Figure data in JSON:
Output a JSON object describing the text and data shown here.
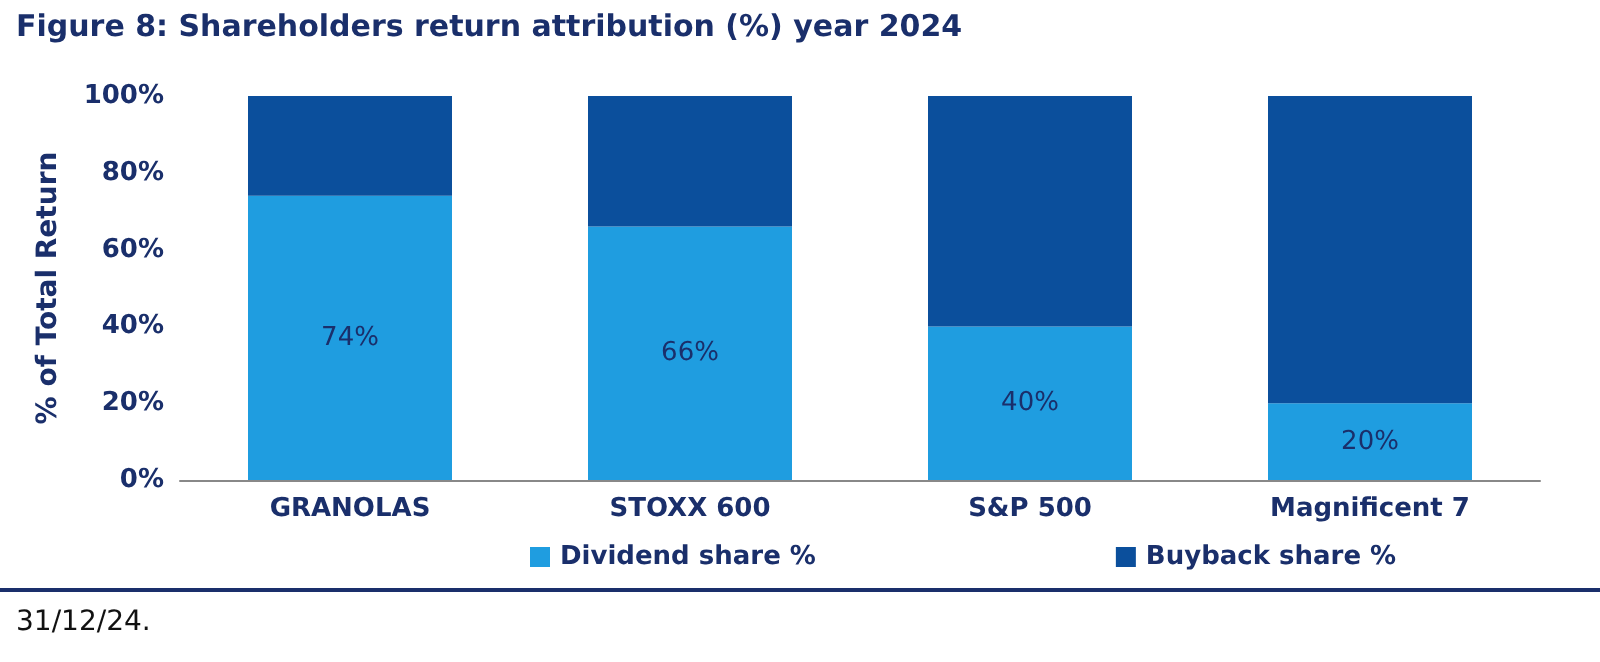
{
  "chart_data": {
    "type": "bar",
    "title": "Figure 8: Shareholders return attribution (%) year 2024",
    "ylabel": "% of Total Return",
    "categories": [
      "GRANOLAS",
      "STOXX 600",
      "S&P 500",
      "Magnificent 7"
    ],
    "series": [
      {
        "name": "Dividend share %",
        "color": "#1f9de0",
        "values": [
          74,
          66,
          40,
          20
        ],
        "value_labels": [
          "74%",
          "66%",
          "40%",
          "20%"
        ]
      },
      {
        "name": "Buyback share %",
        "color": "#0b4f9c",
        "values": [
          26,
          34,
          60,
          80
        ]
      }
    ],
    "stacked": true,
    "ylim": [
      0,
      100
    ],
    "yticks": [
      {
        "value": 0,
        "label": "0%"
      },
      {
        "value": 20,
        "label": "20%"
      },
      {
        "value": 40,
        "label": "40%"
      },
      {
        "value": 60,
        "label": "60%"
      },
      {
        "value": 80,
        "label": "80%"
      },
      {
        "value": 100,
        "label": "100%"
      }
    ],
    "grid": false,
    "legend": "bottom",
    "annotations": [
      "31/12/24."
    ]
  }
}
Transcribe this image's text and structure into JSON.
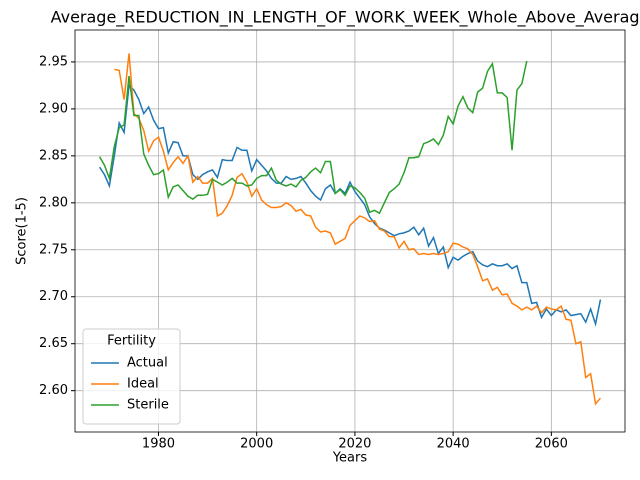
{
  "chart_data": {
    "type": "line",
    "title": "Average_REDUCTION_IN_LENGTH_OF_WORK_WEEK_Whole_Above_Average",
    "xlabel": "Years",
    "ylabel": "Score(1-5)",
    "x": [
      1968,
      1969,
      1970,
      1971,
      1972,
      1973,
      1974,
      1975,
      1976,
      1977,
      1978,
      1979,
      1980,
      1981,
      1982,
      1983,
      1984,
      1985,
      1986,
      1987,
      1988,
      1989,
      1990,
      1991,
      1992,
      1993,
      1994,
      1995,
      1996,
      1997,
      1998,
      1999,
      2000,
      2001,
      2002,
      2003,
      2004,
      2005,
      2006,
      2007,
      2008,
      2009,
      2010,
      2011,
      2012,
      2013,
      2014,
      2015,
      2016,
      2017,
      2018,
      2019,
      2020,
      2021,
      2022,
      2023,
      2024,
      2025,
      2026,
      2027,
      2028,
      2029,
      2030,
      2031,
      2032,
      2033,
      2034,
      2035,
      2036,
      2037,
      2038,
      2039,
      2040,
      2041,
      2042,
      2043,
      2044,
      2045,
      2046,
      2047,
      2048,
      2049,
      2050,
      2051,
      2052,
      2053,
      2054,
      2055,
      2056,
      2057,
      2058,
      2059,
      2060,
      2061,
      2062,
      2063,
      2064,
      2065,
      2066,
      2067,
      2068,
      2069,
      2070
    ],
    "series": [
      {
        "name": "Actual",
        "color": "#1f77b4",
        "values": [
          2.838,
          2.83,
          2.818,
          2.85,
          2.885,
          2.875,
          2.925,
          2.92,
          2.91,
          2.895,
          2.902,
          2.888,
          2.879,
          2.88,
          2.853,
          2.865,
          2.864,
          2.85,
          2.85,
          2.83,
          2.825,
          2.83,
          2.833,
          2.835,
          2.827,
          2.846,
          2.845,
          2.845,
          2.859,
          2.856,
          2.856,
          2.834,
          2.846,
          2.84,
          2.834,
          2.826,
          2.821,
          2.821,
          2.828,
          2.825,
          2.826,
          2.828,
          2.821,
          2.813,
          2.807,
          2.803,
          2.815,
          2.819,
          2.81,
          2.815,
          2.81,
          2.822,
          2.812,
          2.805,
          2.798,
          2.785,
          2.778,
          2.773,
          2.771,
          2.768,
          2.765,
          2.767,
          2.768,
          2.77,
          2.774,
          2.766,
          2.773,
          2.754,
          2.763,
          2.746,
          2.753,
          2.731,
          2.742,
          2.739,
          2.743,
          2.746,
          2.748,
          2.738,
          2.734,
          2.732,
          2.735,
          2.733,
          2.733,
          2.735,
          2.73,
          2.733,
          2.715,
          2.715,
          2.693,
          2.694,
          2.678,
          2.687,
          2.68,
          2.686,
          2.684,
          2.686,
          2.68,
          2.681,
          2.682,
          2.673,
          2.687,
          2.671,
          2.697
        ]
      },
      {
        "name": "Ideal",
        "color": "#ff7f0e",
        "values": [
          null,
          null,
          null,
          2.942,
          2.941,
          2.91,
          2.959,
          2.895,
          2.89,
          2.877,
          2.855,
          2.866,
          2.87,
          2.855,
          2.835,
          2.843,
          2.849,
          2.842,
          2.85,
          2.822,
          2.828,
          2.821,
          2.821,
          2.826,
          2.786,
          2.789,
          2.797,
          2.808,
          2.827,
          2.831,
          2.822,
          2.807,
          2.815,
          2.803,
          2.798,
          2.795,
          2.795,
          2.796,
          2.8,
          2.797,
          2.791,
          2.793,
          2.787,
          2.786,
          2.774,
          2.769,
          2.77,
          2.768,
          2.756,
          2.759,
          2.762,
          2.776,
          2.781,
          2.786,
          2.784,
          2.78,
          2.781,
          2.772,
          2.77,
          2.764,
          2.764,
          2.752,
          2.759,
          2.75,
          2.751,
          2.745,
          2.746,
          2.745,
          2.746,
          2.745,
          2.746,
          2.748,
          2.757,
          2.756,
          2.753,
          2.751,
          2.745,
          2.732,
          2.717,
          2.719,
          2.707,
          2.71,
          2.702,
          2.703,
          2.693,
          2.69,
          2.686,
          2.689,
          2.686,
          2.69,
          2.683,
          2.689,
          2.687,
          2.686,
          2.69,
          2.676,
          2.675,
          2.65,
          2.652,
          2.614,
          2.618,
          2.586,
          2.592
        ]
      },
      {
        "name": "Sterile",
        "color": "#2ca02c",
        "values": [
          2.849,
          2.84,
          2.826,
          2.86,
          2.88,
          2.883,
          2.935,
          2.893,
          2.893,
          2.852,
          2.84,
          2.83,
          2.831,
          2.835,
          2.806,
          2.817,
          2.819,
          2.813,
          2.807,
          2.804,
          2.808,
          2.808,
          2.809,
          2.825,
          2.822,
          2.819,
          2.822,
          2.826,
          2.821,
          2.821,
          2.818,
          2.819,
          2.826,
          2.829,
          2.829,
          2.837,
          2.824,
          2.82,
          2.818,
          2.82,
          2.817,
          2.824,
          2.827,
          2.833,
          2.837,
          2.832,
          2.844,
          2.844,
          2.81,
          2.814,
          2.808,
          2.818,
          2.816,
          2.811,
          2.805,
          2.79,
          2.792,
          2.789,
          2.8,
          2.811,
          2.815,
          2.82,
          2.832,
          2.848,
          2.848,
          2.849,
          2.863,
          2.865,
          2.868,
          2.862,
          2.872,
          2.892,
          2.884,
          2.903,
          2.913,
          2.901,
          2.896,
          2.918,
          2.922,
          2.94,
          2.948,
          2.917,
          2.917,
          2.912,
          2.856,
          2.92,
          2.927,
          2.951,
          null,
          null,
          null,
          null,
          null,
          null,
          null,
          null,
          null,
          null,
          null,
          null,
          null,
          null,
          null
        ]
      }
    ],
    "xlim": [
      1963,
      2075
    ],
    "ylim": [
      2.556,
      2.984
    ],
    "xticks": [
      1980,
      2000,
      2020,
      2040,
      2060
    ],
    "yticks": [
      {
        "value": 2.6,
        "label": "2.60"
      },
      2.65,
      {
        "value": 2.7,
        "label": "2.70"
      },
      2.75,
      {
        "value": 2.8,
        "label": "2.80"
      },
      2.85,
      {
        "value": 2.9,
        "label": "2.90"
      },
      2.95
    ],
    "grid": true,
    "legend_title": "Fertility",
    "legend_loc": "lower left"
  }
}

▶ **The exercise**: In your copy, leave out the pictures and reproduce the material above exactly.

▶ **Solution below**:
Output a JSON object describing the text and data shown here.
{
  "chart_data": {
    "type": "bar",
    "title": "Figure 8: Shareholders return attribution (%) year 2024",
    "ylabel": "% of Total Return",
    "categories": [
      "GRANOLAS",
      "STOXX 600",
      "S&P 500",
      "Magnificent 7"
    ],
    "series": [
      {
        "name": "Dividend share %",
        "color": "#1f9de0",
        "values": [
          74,
          66,
          40,
          20
        ],
        "value_labels": [
          "74%",
          "66%",
          "40%",
          "20%"
        ]
      },
      {
        "name": "Buyback share %",
        "color": "#0b4f9c",
        "values": [
          26,
          34,
          60,
          80
        ]
      }
    ],
    "stacked": true,
    "ylim": [
      0,
      100
    ],
    "yticks": [
      {
        "value": 0,
        "label": "0%"
      },
      {
        "value": 20,
        "label": "20%"
      },
      {
        "value": 40,
        "label": "40%"
      },
      {
        "value": 60,
        "label": "60%"
      },
      {
        "value": 80,
        "label": "80%"
      },
      {
        "value": 100,
        "label": "100%"
      }
    ],
    "grid": false,
    "legend": "bottom",
    "annotations": [
      "31/12/24."
    ]
  }
}
Transcribe this image's text and structure into JSON.
{
  "chart_data": {
    "type": "line",
    "title": "Average_REDUCTION_IN_LENGTH_OF_WORK_WEEK_Whole_Above_Average",
    "xlabel": "Years",
    "ylabel": "Score(1-5)",
    "x": [
      1968,
      1969,
      1970,
      1971,
      1972,
      1973,
      1974,
      1975,
      1976,
      1977,
      1978,
      1979,
      1980,
      1981,
      1982,
      1983,
      1984,
      1985,
      1986,
      1987,
      1988,
      1989,
      1990,
      1991,
      1992,
      1993,
      1994,
      1995,
      1996,
      1997,
      1998,
      1999,
      2000,
      2001,
      2002,
      2003,
      2004,
      2005,
      2006,
      2007,
      2008,
      2009,
      2010,
      2011,
      2012,
      2013,
      2014,
      2015,
      2016,
      2017,
      2018,
      2019,
      2020,
      2021,
      2022,
      2023,
      2024,
      2025,
      2026,
      2027,
      2028,
      2029,
      2030,
      2031,
      2032,
      2033,
      2034,
      2035,
      2036,
      2037,
      2038,
      2039,
      2040,
      2041,
      2042,
      2043,
      2044,
      2045,
      2046,
      2047,
      2048,
      2049,
      2050,
      2051,
      2052,
      2053,
      2054,
      2055,
      2056,
      2057,
      2058,
      2059,
      2060,
      2061,
      2062,
      2063,
      2064,
      2065,
      2066,
      2067,
      2068,
      2069,
      2070
    ],
    "series": [
      {
        "name": "Actual",
        "color": "#1f77b4",
        "values": [
          2.838,
          2.83,
          2.818,
          2.85,
          2.885,
          2.875,
          2.925,
          2.92,
          2.91,
          2.895,
          2.902,
          2.888,
          2.879,
          2.88,
          2.853,
          2.865,
          2.864,
          2.85,
          2.85,
          2.83,
          2.825,
          2.83,
          2.833,
          2.835,
          2.827,
          2.846,
          2.845,
          2.845,
          2.859,
          2.856,
          2.856,
          2.834,
          2.846,
          2.84,
          2.834,
          2.826,
          2.821,
          2.821,
          2.828,
          2.825,
          2.826,
          2.828,
          2.821,
          2.813,
          2.807,
          2.803,
          2.815,
          2.819,
          2.81,
          2.815,
          2.81,
          2.822,
          2.812,
          2.805,
          2.798,
          2.785,
          2.778,
          2.773,
          2.771,
          2.768,
          2.765,
          2.767,
          2.768,
          2.77,
          2.774,
          2.766,
          2.773,
          2.754,
          2.763,
          2.746,
          2.753,
          2.731,
          2.742,
          2.739,
          2.743,
          2.746,
          2.748,
          2.738,
          2.734,
          2.732,
          2.735,
          2.733,
          2.733,
          2.735,
          2.73,
          2.733,
          2.715,
          2.715,
          2.693,
          2.694,
          2.678,
          2.687,
          2.68,
          2.686,
          2.684,
          2.686,
          2.68,
          2.681,
          2.682,
          2.673,
          2.687,
          2.671,
          2.697
        ]
      },
      {
        "name": "Ideal",
        "color": "#ff7f0e",
        "values": [
          null,
          null,
          null,
          2.942,
          2.941,
          2.91,
          2.959,
          2.895,
          2.89,
          2.877,
          2.855,
          2.866,
          2.87,
          2.855,
          2.835,
          2.843,
          2.849,
          2.842,
          2.85,
          2.822,
          2.828,
          2.821,
          2.821,
          2.826,
          2.786,
          2.789,
          2.797,
          2.808,
          2.827,
          2.831,
          2.822,
          2.807,
          2.815,
          2.803,
          2.798,
          2.795,
          2.795,
          2.796,
          2.8,
          2.797,
          2.791,
          2.793,
          2.787,
          2.786,
          2.774,
          2.769,
          2.77,
          2.768,
          2.756,
          2.759,
          2.762,
          2.776,
          2.781,
          2.786,
          2.784,
          2.78,
          2.781,
          2.772,
          2.77,
          2.764,
          2.764,
          2.752,
          2.759,
          2.75,
          2.751,
          2.745,
          2.746,
          2.745,
          2.746,
          2.745,
          2.746,
          2.748,
          2.757,
          2.756,
          2.753,
          2.751,
          2.745,
          2.732,
          2.717,
          2.719,
          2.707,
          2.71,
          2.702,
          2.703,
          2.693,
          2.69,
          2.686,
          2.689,
          2.686,
          2.69,
          2.683,
          2.689,
          2.687,
          2.686,
          2.69,
          2.676,
          2.675,
          2.65,
          2.652,
          2.614,
          2.618,
          2.586,
          2.592
        ]
      },
      {
        "name": "Sterile",
        "color": "#2ca02c",
        "values": [
          2.849,
          2.84,
          2.826,
          2.86,
          2.88,
          2.883,
          2.935,
          2.893,
          2.893,
          2.852,
          2.84,
          2.83,
          2.831,
          2.835,
          2.806,
          2.817,
          2.819,
          2.813,
          2.807,
          2.804,
          2.808,
          2.808,
          2.809,
          2.825,
          2.822,
          2.819,
          2.822,
          2.826,
          2.821,
          2.821,
          2.818,
          2.819,
          2.826,
          2.829,
          2.829,
          2.837,
          2.824,
          2.82,
          2.818,
          2.82,
          2.817,
          2.824,
          2.827,
          2.833,
          2.837,
          2.832,
          2.844,
          2.844,
          2.81,
          2.814,
          2.808,
          2.818,
          2.816,
          2.811,
          2.805,
          2.79,
          2.792,
          2.789,
          2.8,
          2.811,
          2.815,
          2.82,
          2.832,
          2.848,
          2.848,
          2.849,
          2.863,
          2.865,
          2.868,
          2.862,
          2.872,
          2.892,
          2.884,
          2.903,
          2.913,
          2.901,
          2.896,
          2.918,
          2.922,
          2.94,
          2.948,
          2.917,
          2.917,
          2.912,
          2.856,
          2.92,
          2.927,
          2.951,
          null,
          null,
          null,
          null,
          null,
          null,
          null,
          null,
          null,
          null,
          null,
          null,
          null,
          null,
          null
        ]
      }
    ],
    "xlim": [
      1963,
      2075
    ],
    "ylim": [
      2.556,
      2.984
    ],
    "xticks": [
      1980,
      2000,
      2020,
      2040,
      2060
    ],
    "yticks": [
      {
        "value": 2.6,
        "label": "2.60"
      },
      2.65,
      {
        "value": 2.7,
        "label": "2.70"
      },
      2.75,
      {
        "value": 2.8,
        "label": "2.80"
      },
      2.85,
      {
        "value": 2.9,
        "label": "2.90"
      },
      2.95
    ],
    "grid": true,
    "legend_title": "Fertility",
    "legend_loc": "lower left"
  }
}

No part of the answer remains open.